### WHAT IS EXPECTED
Copy out the listing that follows, exact in every word, and skip the images.

### EXCERPTED RECORDS

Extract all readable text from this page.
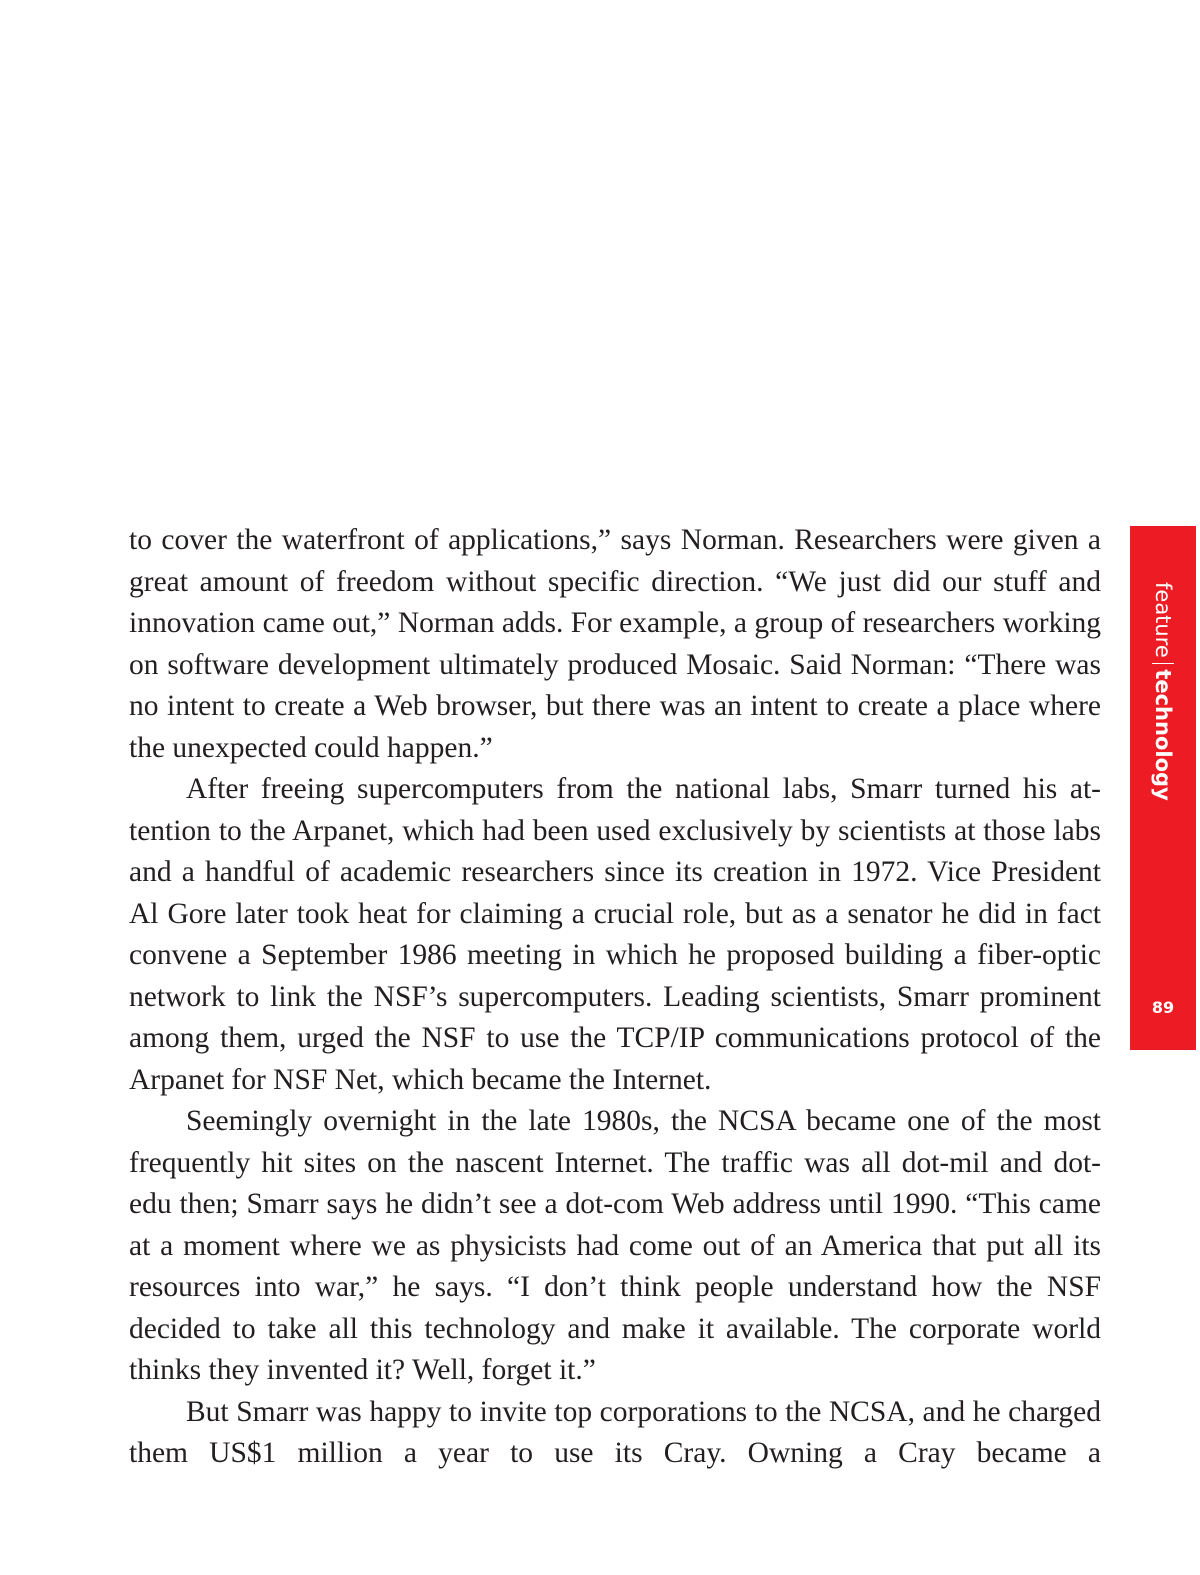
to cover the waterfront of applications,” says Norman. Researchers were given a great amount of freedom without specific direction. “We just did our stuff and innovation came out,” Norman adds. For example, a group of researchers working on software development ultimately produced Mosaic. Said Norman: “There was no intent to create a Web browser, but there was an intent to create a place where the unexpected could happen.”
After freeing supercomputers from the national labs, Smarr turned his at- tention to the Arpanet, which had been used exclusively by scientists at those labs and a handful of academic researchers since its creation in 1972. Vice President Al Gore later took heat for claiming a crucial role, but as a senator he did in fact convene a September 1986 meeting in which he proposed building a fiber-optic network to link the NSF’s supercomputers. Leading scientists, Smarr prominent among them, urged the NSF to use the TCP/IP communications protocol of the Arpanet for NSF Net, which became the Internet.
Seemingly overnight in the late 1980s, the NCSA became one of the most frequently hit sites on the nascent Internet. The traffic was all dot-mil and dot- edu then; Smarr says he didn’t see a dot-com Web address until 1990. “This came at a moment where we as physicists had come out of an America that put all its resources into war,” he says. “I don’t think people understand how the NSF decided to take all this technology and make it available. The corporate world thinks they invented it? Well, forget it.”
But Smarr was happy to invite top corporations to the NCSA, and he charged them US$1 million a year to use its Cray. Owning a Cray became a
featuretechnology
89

######

### WRITTEN SOLUTION
Extract all readable text from this page.
to cover the waterfront of applications,” says Norman. Researchers were given a great amount of freedom without specific direction. “We just did our stuff and innovation came out,” Norman adds. For example, a group of researchers working on software development ultimately produced Mosaic. Said Norman: “There was no intent to create a Web browser, but there was an intent to create a place where the unexpected could happen.”
After freeing supercomputers from the national labs, Smarr turned his at- tention to the Arpanet, which had been used exclusively by scientists at those labs and a handful of academic researchers since its creation in 1972. Vice President Al Gore later took heat for claiming a crucial role, but as a senator he did in fact convene a September 1986 meeting in which he proposed building a fiber-optic network to link the NSF’s supercomputers. Leading scientists, Smarr prominent among them, urged the NSF to use the TCP/IP communications protocol of the Arpanet for NSF Net, which became the Internet.
Seemingly overnight in the late 1980s, the NCSA became one of the most frequently hit sites on the nascent Internet. The traffic was all dot-mil and dot- edu then; Smarr says he didn’t see a dot-com Web address until 1990. “This came at a moment where we as physicists had come out of an America that put all its resources into war,” he says. “I don’t think people understand how the NSF decided to take all this technology and make it available. The corporate world thinks they invented it? Well, forget it.”
But Smarr was happy to invite top corporations to the NCSA, and he charged them US$1 million a year to use its Cray. Owning a Cray became a
featuretechnology
89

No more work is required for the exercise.